Reproduce only the lines from the line containing "Enumerate this chart's" to the end of the entries below, including both of those lines.

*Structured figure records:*
····················
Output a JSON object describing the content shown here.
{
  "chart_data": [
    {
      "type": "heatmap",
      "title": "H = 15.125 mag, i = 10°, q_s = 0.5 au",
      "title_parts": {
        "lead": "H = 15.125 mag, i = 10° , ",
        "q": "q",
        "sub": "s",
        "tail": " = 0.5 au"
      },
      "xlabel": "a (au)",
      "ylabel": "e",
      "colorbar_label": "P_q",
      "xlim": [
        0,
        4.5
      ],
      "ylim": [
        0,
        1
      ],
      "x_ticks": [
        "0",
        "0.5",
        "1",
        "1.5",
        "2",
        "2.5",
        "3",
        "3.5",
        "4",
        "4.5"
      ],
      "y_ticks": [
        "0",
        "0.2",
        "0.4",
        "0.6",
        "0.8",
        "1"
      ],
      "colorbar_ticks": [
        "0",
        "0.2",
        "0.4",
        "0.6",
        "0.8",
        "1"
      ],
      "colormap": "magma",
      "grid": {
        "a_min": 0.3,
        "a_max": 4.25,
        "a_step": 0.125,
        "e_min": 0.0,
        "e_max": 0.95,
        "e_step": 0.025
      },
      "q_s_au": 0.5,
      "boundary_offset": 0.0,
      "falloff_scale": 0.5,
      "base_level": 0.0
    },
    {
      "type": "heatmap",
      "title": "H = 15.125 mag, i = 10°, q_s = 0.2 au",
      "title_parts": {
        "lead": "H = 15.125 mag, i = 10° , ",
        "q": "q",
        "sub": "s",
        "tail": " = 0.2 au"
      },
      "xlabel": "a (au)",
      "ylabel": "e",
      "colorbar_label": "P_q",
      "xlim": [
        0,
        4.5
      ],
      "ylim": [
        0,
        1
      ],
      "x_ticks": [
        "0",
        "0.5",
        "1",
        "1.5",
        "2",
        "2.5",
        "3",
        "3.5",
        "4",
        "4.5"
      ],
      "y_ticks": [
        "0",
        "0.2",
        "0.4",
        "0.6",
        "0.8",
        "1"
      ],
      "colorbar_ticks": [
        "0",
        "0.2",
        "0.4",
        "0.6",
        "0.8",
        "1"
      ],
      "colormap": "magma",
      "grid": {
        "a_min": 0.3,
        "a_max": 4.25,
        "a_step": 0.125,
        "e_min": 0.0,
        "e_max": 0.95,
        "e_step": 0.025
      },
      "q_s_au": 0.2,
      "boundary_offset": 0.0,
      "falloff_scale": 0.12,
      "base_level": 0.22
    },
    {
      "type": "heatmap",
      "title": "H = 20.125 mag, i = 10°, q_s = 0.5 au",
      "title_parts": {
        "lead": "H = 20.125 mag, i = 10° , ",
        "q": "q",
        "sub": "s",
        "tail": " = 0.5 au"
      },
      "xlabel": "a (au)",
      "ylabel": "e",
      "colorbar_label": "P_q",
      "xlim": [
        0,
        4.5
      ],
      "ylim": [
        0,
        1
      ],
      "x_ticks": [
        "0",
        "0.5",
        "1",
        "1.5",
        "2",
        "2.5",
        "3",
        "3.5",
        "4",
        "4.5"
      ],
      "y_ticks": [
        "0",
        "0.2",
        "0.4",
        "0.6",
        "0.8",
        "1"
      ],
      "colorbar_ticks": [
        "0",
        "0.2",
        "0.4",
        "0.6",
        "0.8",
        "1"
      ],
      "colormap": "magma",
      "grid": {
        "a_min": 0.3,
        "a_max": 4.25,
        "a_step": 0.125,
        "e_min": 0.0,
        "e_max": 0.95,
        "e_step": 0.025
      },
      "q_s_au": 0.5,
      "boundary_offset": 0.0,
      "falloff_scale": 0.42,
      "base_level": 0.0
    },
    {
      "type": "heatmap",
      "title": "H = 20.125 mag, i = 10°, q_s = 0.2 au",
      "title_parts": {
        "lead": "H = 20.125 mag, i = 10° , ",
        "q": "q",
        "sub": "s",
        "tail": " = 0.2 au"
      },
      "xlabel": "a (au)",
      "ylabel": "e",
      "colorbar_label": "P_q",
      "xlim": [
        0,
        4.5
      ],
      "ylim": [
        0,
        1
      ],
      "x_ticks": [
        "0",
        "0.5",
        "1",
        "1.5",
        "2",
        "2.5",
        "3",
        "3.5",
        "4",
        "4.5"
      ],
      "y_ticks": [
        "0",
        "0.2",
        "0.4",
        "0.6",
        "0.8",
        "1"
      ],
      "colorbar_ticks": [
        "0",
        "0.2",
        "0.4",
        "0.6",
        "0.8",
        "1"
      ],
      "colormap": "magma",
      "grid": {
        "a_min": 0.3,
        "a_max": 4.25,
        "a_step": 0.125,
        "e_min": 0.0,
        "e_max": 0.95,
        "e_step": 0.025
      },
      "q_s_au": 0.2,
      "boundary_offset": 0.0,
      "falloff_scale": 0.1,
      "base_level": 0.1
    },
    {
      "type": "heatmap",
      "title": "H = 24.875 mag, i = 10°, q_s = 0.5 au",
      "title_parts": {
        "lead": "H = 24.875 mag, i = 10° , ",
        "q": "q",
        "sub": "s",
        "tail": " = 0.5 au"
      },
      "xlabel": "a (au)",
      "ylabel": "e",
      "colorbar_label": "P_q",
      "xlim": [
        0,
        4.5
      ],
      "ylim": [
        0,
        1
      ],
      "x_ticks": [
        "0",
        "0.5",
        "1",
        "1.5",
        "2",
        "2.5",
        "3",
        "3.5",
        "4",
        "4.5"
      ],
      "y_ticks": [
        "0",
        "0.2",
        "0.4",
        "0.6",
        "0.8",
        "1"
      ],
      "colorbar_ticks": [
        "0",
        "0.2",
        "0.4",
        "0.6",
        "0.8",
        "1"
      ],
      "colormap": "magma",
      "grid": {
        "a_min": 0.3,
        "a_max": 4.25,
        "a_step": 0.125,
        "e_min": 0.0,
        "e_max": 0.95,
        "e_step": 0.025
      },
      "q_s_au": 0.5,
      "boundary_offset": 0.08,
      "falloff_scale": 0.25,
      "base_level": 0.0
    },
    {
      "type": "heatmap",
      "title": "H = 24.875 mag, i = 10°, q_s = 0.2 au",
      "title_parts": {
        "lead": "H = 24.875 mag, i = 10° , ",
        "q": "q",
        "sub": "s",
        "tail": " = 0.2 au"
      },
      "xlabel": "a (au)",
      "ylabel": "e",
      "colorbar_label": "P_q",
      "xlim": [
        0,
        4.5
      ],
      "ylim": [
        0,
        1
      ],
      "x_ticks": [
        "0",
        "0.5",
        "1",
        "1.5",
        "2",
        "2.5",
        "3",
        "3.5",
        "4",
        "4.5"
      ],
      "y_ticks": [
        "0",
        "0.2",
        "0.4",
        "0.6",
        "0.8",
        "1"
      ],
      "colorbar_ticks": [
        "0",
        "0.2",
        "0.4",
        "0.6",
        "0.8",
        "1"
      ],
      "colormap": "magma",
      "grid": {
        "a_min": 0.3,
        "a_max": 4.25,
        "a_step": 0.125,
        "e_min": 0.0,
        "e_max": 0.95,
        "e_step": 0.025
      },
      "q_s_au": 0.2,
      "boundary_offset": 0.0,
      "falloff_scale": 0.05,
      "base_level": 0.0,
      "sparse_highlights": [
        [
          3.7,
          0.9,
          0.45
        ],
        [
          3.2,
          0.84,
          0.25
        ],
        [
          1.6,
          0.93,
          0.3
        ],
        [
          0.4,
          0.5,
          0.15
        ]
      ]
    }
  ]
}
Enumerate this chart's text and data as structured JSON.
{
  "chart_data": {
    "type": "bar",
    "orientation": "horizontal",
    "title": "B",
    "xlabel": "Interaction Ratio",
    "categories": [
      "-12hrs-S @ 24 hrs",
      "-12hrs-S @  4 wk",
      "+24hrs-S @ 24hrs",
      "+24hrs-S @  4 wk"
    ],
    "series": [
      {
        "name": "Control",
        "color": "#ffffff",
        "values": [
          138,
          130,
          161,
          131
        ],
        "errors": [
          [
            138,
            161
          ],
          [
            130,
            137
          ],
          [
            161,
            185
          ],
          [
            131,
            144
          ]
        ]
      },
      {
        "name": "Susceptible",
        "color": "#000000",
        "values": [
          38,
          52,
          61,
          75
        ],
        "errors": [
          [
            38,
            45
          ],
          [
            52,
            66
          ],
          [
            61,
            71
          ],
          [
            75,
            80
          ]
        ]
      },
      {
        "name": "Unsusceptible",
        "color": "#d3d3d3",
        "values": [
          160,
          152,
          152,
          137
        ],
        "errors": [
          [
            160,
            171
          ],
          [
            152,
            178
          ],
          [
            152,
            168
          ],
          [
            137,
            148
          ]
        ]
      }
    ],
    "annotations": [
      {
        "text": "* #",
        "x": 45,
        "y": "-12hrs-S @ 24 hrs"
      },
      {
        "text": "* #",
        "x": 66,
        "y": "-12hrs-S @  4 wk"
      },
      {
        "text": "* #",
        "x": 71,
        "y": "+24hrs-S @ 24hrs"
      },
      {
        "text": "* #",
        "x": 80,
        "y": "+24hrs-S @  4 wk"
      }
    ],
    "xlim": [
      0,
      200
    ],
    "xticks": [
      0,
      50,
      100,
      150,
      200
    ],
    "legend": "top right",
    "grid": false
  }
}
····················
*Written answer:*
Enumerate this chart's text and data as structured JSON.
{
  "chart_data": {
    "type": "bar",
    "orientation": "horizontal",
    "title": "B",
    "xlabel": "Interaction Ratio",
    "categories": [
      "-12hrs-S @ 24 hrs",
      "-12hrs-S @  4 wk",
      "+24hrs-S @ 24hrs",
      "+24hrs-S @  4 wk"
    ],
    "series": [
      {
        "name": "Control",
        "color": "#ffffff",
        "values": [
          138,
          130,
          161,
          131
        ],
        "errors": [
          [
            138,
            161
          ],
          [
            130,
            137
          ],
          [
            161,
            185
          ],
          [
            131,
            144
          ]
        ]
      },
      {
        "name": "Susceptible",
        "color": "#000000",
        "values": [
          38,
          52,
          61,
          75
        ],
        "errors": [
          [
            38,
            45
          ],
          [
            52,
            66
          ],
          [
            61,
            71
          ],
          [
            75,
            80
          ]
        ]
      },
      {
        "name": "Unsusceptible",
        "color": "#d3d3d3",
        "values": [
          160,
          152,
          152,
          137
        ],
        "errors": [
          [
            160,
            171
          ],
          [
            152,
            178
          ],
          [
            152,
            168
          ],
          [
            137,
            148
          ]
        ]
      }
    ],
    "annotations": [
      {
        "text": "* #",
        "x": 45,
        "y": "-12hrs-S @ 24 hrs"
      },
      {
        "text": "* #",
        "x": 66,
        "y": "-12hrs-S @  4 wk"
      },
      {
        "text": "* #",
        "x": 71,
        "y": "+24hrs-S @ 24hrs"
      },
      {
        "text": "* #",
        "x": 80,
        "y": "+24hrs-S @  4 wk"
      }
    ],
    "xlim": [
      0,
      200
    ],
    "xticks": [
      0,
      50,
      100,
      150,
      200
    ],
    "legend": "top right",
    "grid": false
  }
}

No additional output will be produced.